>>>

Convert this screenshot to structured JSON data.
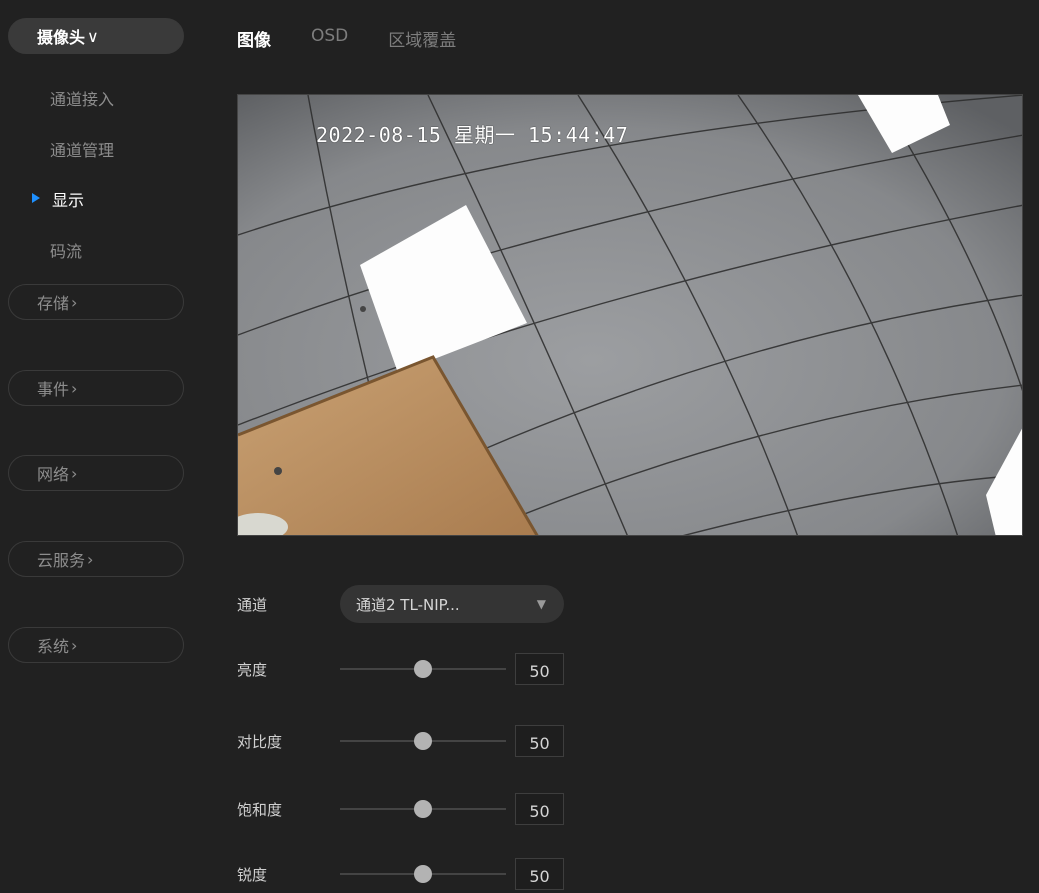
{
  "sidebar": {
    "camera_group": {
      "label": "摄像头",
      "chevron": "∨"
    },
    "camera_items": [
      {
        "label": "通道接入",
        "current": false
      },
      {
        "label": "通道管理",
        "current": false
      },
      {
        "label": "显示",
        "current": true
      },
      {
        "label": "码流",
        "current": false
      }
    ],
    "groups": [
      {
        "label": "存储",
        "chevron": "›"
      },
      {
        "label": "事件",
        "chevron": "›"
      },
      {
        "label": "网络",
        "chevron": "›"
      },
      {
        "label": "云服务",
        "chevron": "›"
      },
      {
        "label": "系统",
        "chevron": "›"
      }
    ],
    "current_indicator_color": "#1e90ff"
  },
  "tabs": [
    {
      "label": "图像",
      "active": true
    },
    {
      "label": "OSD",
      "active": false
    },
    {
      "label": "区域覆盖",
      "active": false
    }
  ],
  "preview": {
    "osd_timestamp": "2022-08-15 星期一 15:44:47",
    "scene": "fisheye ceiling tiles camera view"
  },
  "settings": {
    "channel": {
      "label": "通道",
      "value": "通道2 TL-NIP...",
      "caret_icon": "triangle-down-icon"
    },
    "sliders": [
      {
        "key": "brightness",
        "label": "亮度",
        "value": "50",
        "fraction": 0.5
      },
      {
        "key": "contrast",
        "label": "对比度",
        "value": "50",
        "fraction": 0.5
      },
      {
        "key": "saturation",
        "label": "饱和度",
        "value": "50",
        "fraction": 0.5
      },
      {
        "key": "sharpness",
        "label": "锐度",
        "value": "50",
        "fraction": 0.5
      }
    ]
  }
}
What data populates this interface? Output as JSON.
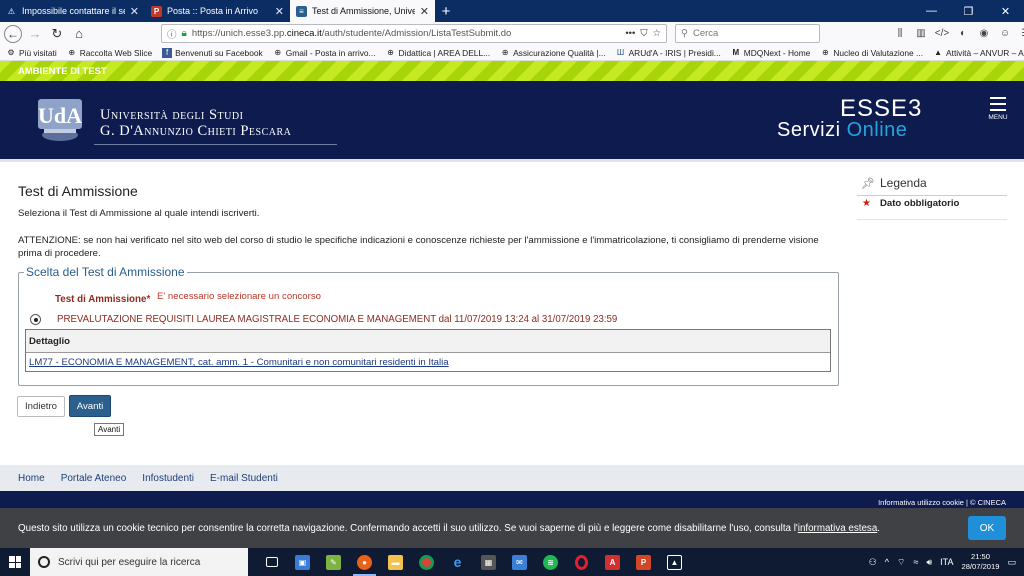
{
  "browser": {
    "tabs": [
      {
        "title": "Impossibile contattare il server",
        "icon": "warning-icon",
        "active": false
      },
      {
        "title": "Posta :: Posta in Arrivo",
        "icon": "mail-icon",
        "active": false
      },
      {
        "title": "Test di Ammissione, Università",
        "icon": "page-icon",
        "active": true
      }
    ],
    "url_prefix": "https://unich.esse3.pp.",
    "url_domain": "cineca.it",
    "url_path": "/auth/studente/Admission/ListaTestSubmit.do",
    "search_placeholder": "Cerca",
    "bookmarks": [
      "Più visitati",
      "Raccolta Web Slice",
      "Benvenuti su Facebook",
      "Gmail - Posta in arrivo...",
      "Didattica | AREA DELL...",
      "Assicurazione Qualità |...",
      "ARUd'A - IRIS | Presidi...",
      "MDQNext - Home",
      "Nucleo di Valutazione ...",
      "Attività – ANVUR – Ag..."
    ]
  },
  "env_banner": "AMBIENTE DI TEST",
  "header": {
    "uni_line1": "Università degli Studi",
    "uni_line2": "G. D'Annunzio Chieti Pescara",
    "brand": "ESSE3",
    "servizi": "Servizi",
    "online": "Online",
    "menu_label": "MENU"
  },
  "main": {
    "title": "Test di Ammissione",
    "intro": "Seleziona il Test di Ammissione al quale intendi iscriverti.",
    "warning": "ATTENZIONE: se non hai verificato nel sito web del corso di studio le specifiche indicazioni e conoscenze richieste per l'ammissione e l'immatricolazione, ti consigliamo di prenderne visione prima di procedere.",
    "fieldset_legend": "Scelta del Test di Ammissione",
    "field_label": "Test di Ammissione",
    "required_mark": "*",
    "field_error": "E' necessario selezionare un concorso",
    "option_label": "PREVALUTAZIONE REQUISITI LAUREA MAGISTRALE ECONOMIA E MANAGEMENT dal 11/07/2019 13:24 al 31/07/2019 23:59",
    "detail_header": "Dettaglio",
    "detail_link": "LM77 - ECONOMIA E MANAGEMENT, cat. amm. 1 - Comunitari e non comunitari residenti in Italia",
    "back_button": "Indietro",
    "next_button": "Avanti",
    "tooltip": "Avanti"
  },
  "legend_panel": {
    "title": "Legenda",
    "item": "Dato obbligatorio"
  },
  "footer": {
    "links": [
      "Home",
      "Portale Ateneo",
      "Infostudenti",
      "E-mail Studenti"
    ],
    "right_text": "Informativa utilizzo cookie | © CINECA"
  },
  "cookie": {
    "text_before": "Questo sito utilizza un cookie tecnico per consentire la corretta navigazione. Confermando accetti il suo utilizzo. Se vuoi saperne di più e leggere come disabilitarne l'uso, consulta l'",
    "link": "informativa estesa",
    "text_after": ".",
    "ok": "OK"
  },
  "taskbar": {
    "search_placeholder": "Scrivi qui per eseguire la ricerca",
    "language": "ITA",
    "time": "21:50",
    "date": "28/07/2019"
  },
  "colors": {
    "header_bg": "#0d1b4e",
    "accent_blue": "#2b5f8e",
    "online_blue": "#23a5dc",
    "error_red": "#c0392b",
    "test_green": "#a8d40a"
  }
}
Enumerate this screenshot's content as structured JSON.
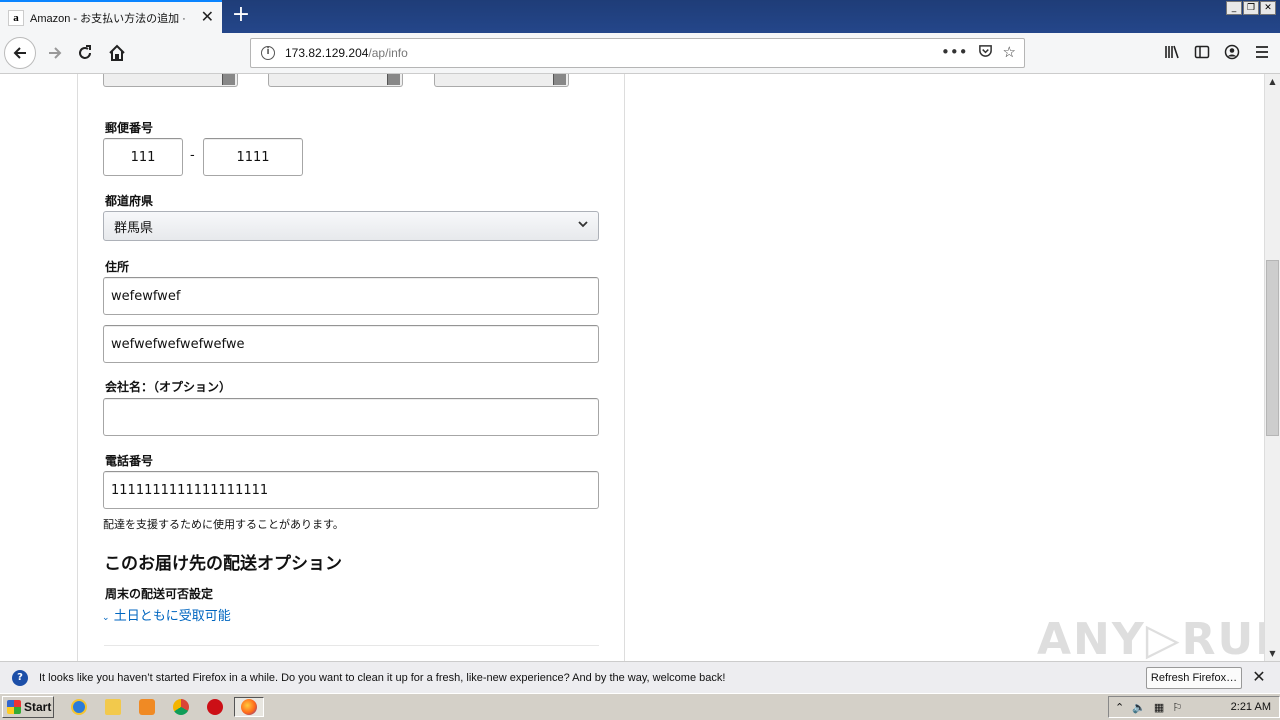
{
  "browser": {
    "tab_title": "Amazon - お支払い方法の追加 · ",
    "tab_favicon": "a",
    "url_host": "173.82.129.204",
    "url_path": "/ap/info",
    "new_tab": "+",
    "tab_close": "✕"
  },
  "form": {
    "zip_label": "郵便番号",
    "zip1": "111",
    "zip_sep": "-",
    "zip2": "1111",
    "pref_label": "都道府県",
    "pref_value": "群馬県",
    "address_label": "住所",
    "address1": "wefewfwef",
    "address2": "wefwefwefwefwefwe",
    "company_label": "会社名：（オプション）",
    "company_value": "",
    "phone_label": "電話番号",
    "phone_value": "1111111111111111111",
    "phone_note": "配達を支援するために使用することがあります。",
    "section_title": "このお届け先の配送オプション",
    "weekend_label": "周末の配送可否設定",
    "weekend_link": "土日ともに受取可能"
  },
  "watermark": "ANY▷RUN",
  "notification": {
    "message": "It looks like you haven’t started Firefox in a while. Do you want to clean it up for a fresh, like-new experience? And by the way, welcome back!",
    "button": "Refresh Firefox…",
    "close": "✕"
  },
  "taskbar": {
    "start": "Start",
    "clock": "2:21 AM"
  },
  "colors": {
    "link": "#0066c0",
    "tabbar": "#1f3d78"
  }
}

<<<

WORK TO COMPLETE - Take the records above and transcribe them exactly, dropping every picture.

FULL ANSWER -
Convert this screenshot to structured JSON data.
{
  "sidebar": {
    "camera_group": {
      "label": "摄像头",
      "chevron": "∨"
    },
    "camera_items": [
      {
        "label": "通道接入",
        "current": false
      },
      {
        "label": "通道管理",
        "current": false
      },
      {
        "label": "显示",
        "current": true
      },
      {
        "label": "码流",
        "current": false
      }
    ],
    "groups": [
      {
        "label": "存储",
        "chevron": "›"
      },
      {
        "label": "事件",
        "chevron": "›"
      },
      {
        "label": "网络",
        "chevron": "›"
      },
      {
        "label": "云服务",
        "chevron": "›"
      },
      {
        "label": "系统",
        "chevron": "›"
      }
    ],
    "current_indicator_color": "#1e90ff"
  },
  "tabs": [
    {
      "label": "图像",
      "active": true
    },
    {
      "label": "OSD",
      "active": false
    },
    {
      "label": "区域覆盖",
      "active": false
    }
  ],
  "preview": {
    "osd_timestamp": "2022-08-15 星期一 15:44:47",
    "scene": "fisheye ceiling tiles camera view"
  },
  "settings": {
    "channel": {
      "label": "通道",
      "value": "通道2 TL-NIP...",
      "caret_icon": "triangle-down-icon"
    },
    "sliders": [
      {
        "key": "brightness",
        "label": "亮度",
        "value": "50",
        "fraction": 0.5
      },
      {
        "key": "contrast",
        "label": "对比度",
        "value": "50",
        "fraction": 0.5
      },
      {
        "key": "saturation",
        "label": "饱和度",
        "value": "50",
        "fraction": 0.5
      },
      {
        "key": "sharpness",
        "label": "锐度",
        "value": "50",
        "fraction": 0.5
      }
    ]
  }
}
What data populates this interface? Output as JSON.
{
  "browser": {
    "tabs": [
      {
        "title": "Impossibile contattare il server",
        "icon": "warning-icon",
        "active": false
      },
      {
        "title": "Posta :: Posta in Arrivo",
        "icon": "mail-icon",
        "active": false
      },
      {
        "title": "Test di Ammissione, Università",
        "icon": "page-icon",
        "active": true
      }
    ],
    "url_prefix": "https://unich.esse3.pp.",
    "url_domain": "cineca.it",
    "url_path": "/auth/studente/Admission/ListaTestSubmit.do",
    "search_placeholder": "Cerca",
    "bookmarks": [
      "Più visitati",
      "Raccolta Web Slice",
      "Benvenuti su Facebook",
      "Gmail - Posta in arrivo...",
      "Didattica | AREA DELL...",
      "Assicurazione Qualità |...",
      "ARUd'A - IRIS | Presidi...",
      "MDQNext - Home",
      "Nucleo di Valutazione ...",
      "Attività – ANVUR – Ag..."
    ]
  },
  "env_banner": "AMBIENTE DI TEST",
  "header": {
    "uni_line1": "Università degli Studi",
    "uni_line2": "G. D'Annunzio Chieti Pescara",
    "brand": "ESSE3",
    "servizi": "Servizi",
    "online": "Online",
    "menu_label": "MENU"
  },
  "main": {
    "title": "Test di Ammissione",
    "intro": "Seleziona il Test di Ammissione al quale intendi iscriverti.",
    "warning": "ATTENZIONE: se non hai verificato nel sito web del corso di studio le specifiche indicazioni e conoscenze richieste per l'ammissione e l'immatricolazione, ti consigliamo di prenderne visione prima di procedere.",
    "fieldset_legend": "Scelta del Test di Ammissione",
    "field_label": "Test di Ammissione",
    "required_mark": "*",
    "field_error": "E' necessario selezionare un concorso",
    "option_label": "PREVALUTAZIONE REQUISITI LAUREA MAGISTRALE ECONOMIA E MANAGEMENT dal 11/07/2019 13:24 al 31/07/2019 23:59",
    "detail_header": "Dettaglio",
    "detail_link": "LM77 - ECONOMIA E MANAGEMENT, cat. amm. 1 - Comunitari e non comunitari residenti in Italia",
    "back_button": "Indietro",
    "next_button": "Avanti",
    "tooltip": "Avanti"
  },
  "legend_panel": {
    "title": "Legenda",
    "item": "Dato obbligatorio"
  },
  "footer": {
    "links": [
      "Home",
      "Portale Ateneo",
      "Infostudenti",
      "E-mail Studenti"
    ],
    "right_text": "Informativa utilizzo cookie | © CINECA"
  },
  "cookie": {
    "text_before": "Questo sito utilizza un cookie tecnico per consentire la corretta navigazione. Confermando accetti il suo utilizzo. Se vuoi saperne di più e leggere come disabilitarne l'uso, consulta l'",
    "link": "informativa estesa",
    "text_after": ".",
    "ok": "OK"
  },
  "taskbar": {
    "search_placeholder": "Scrivi qui per eseguire la ricerca",
    "language": "ITA",
    "time": "21:50",
    "date": "28/07/2019"
  },
  "colors": {
    "header_bg": "#0d1b4e",
    "accent_blue": "#2b5f8e",
    "online_blue": "#23a5dc",
    "error_red": "#c0392b",
    "test_green": "#a8d40a"
  }
}
Enumerate this screenshot's content as structured JSON.
{
  "browser": {
    "tab_title": "Amazon - お支払い方法の追加 · ",
    "tab_favicon": "a",
    "url_host": "173.82.129.204",
    "url_path": "/ap/info",
    "new_tab": "+",
    "tab_close": "✕"
  },
  "form": {
    "zip_label": "郵便番号",
    "zip1": "111",
    "zip_sep": "-",
    "zip2": "1111",
    "pref_label": "都道府県",
    "pref_value": "群馬県",
    "address_label": "住所",
    "address1": "wefewfwef",
    "address2": "wefwefwefwefwefwe",
    "company_label": "会社名：（オプション）",
    "company_value": "",
    "phone_label": "電話番号",
    "phone_value": "1111111111111111111",
    "phone_note": "配達を支援するために使用することがあります。",
    "section_title": "このお届け先の配送オプション",
    "weekend_label": "周末の配送可否設定",
    "weekend_link": "土日ともに受取可能"
  },
  "watermark": "ANY▷RUN",
  "notification": {
    "message": "It looks like you haven’t started Firefox in a while. Do you want to clean it up for a fresh, like-new experience? And by the way, welcome back!",
    "button": "Refresh Firefox…",
    "close": "✕"
  },
  "taskbar": {
    "start": "Start",
    "clock": "2:21 AM"
  },
  "colors": {
    "link": "#0066c0",
    "tabbar": "#1f3d78"
  }
}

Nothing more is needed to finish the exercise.